Items listed in a dataset:

□ □ □ □

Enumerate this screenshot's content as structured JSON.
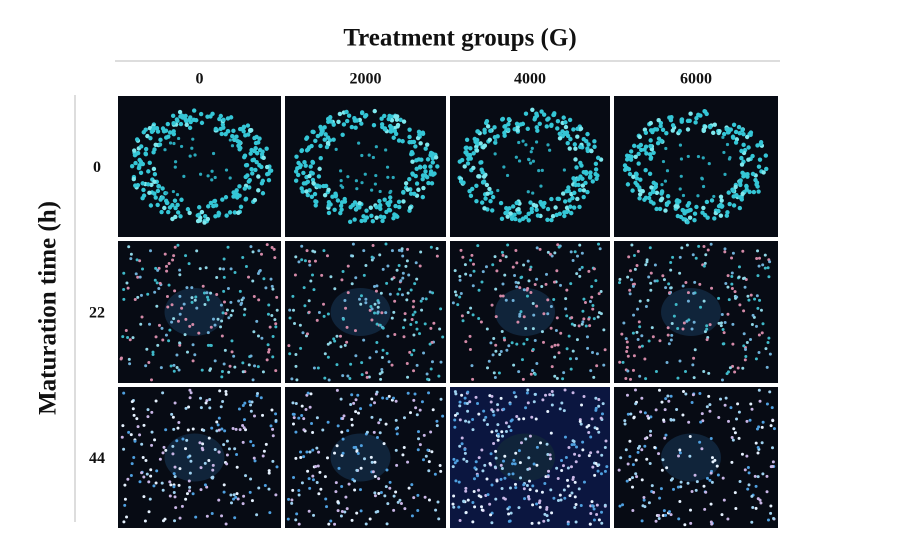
{
  "header": {
    "title": "Treatment groups (G)"
  },
  "columns": [
    "0",
    "2000",
    "4000",
    "6000"
  ],
  "row_axis_label": "Maturation time (h)",
  "rows": [
    "0",
    "22",
    "44"
  ]
}
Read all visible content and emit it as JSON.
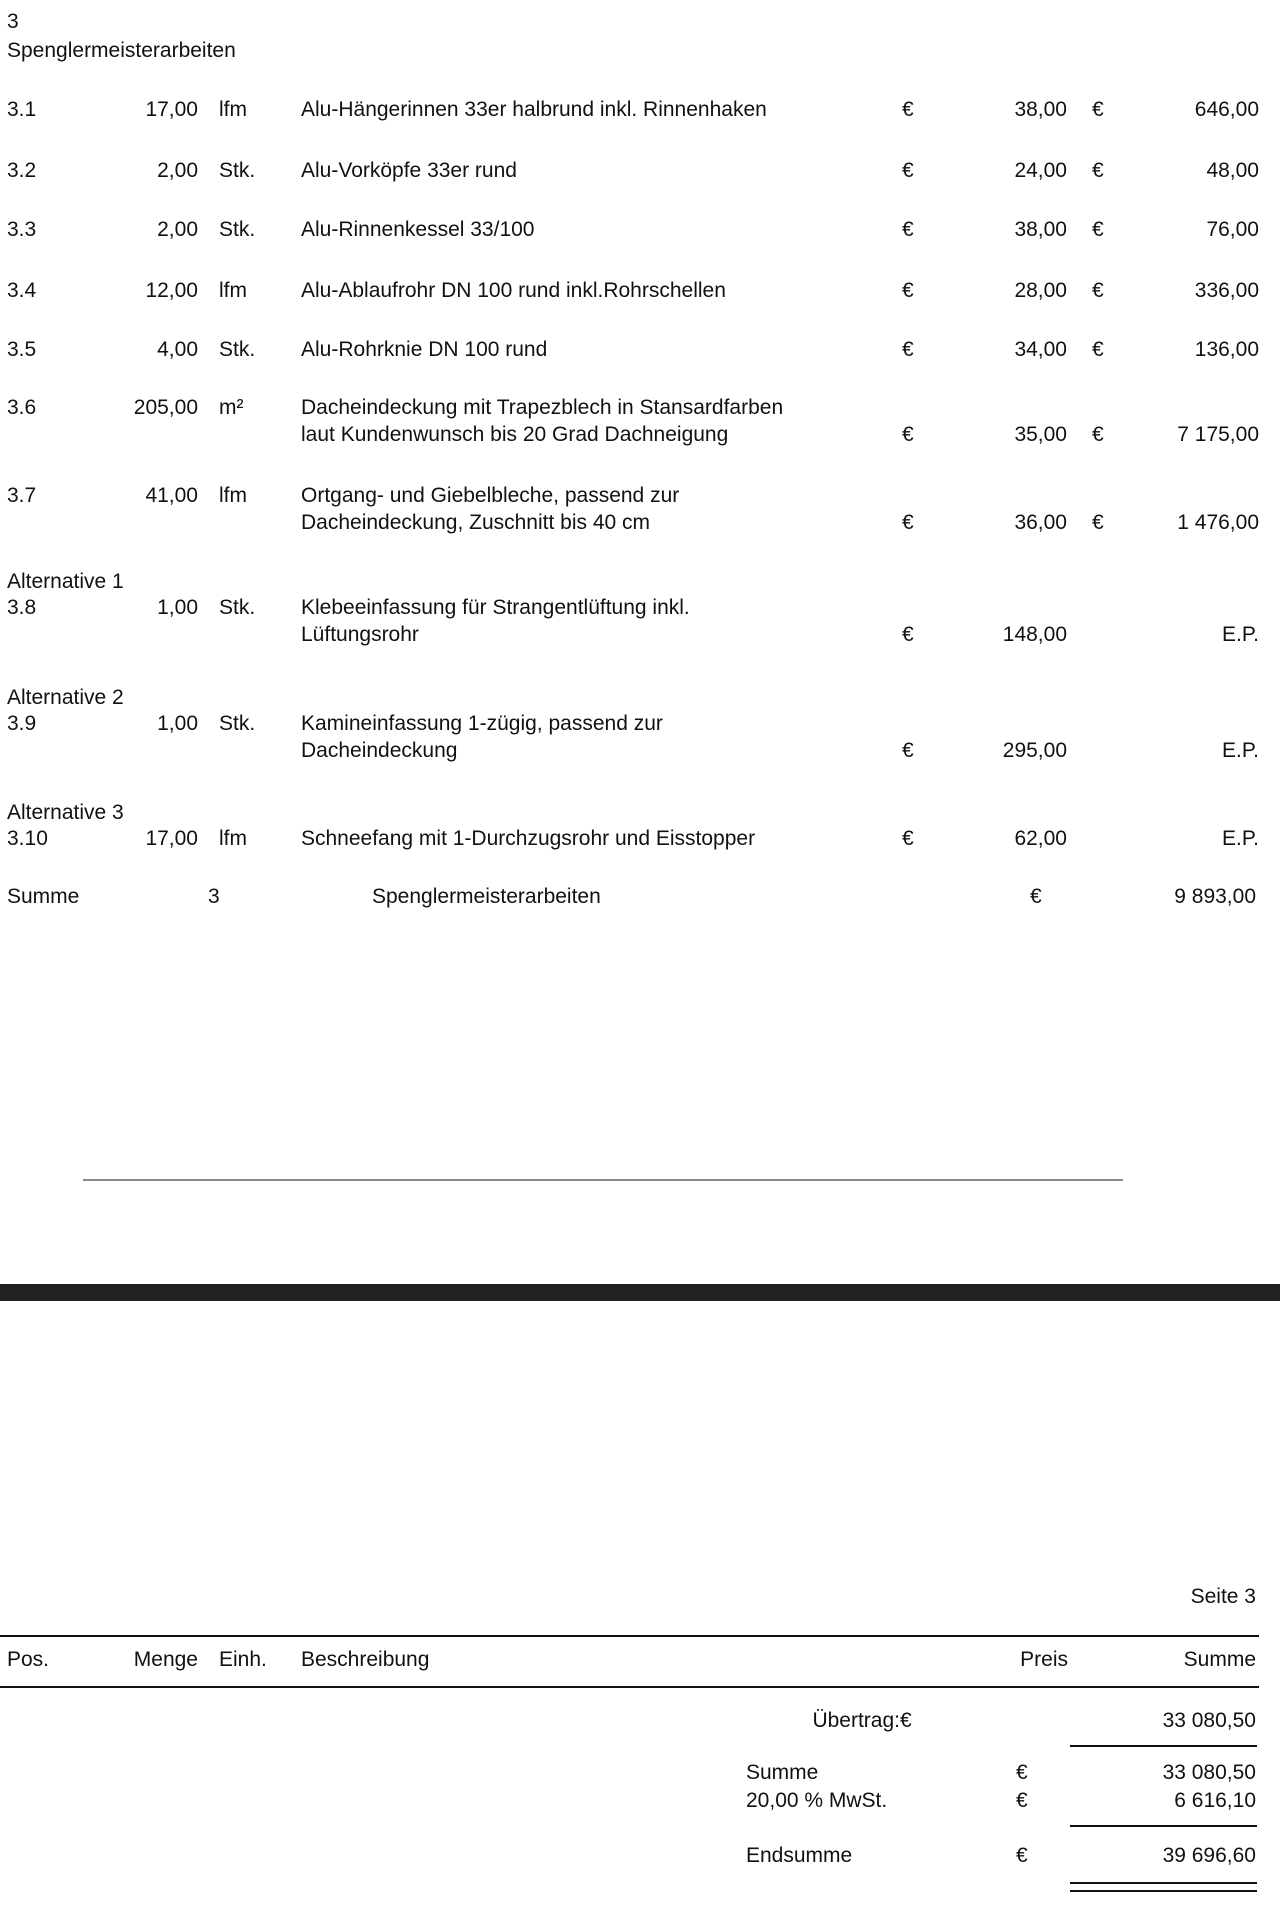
{
  "section": {
    "number": "3",
    "title": "Spenglermeisterarbeiten"
  },
  "currency": "€",
  "items": [
    {
      "pos": "3.1",
      "qty": "17,00",
      "unit": "lfm",
      "desc": [
        "Alu-Hängerinnen 33er halbrund inkl. Rinnenhaken"
      ],
      "price": "38,00",
      "total": "646,00"
    },
    {
      "pos": "3.2",
      "qty": "2,00",
      "unit": "Stk.",
      "desc": [
        "Alu-Vorköpfe 33er rund"
      ],
      "price": "24,00",
      "total": "48,00"
    },
    {
      "pos": "3.3",
      "qty": "2,00",
      "unit": "Stk.",
      "desc": [
        "Alu-Rinnenkessel 33/100"
      ],
      "price": "38,00",
      "total": "76,00"
    },
    {
      "pos": "3.4",
      "qty": "12,00",
      "unit": "lfm",
      "desc": [
        "Alu-Ablaufrohr DN 100 rund inkl.Rohrschellen"
      ],
      "price": "28,00",
      "total": "336,00"
    },
    {
      "pos": "3.5",
      "qty": "4,00",
      "unit": "Stk.",
      "desc": [
        "Alu-Rohrknie DN 100 rund"
      ],
      "price": "34,00",
      "total": "136,00"
    },
    {
      "pos": "3.6",
      "qty": "205,00",
      "unit": "m²",
      "desc": [
        "Dacheindeckung mit Trapezblech in Stansardfarben",
        "laut Kundenwunsch bis 20 Grad Dachneigung"
      ],
      "price": "35,00",
      "total": "7 175,00"
    },
    {
      "pos": "3.7",
      "qty": "41,00",
      "unit": "lfm",
      "desc": [
        "Ortgang- und Giebelbleche, passend zur",
        "Dacheindeckung, Zuschnitt bis 40 cm"
      ],
      "price": "36,00",
      "total": "1 476,00"
    },
    {
      "alt": "Alternative 1",
      "pos": "3.8",
      "qty": "1,00",
      "unit": "Stk.",
      "desc": [
        "Klebeeinfassung für Strangentlüftung inkl.",
        "Lüftungsrohr"
      ],
      "price": "148,00",
      "total": "E.P."
    },
    {
      "alt": "Alternative 2",
      "pos": "3.9",
      "qty": "1,00",
      "unit": "Stk.",
      "desc": [
        "Kamineinfassung 1-zügig, passend zur",
        "Dacheindeckung"
      ],
      "price": "295,00",
      "total": "E.P."
    },
    {
      "alt": "Alternative 3",
      "pos": "3.10",
      "qty": "17,00",
      "unit": "lfm",
      "desc": [
        "Schneefang mit 1-Durchzugsrohr und Eisstopper"
      ],
      "price": "62,00",
      "total": "E.P."
    }
  ],
  "section_sum": {
    "label": "Summe",
    "number": "3",
    "title": "Spenglermeisterarbeiten",
    "total": "9 893,00"
  },
  "page_label": "Seite 3",
  "header": {
    "pos": "Pos.",
    "qty": "Menge",
    "unit": "Einh.",
    "desc": "Beschreibung",
    "price": "Preis",
    "total": "Summe"
  },
  "totals": {
    "carry_label": "Übertrag:",
    "carry": "33 080,50",
    "sum_label": "Summe",
    "sum": "33 080,50",
    "vat_label": "20,00 % MwSt.",
    "vat": "6 616,10",
    "final_label": "Endsumme",
    "final": "39 696,60"
  }
}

□ □ □ □

*WHAT THE TASK ASKS*. Extract each line holding the word "Spenglermeisterarbeiten" from the records.

*FINAL RESULT*.
    "title": "Spenglermeisterarbeiten"
    "title": "Spenglermeisterarbeiten",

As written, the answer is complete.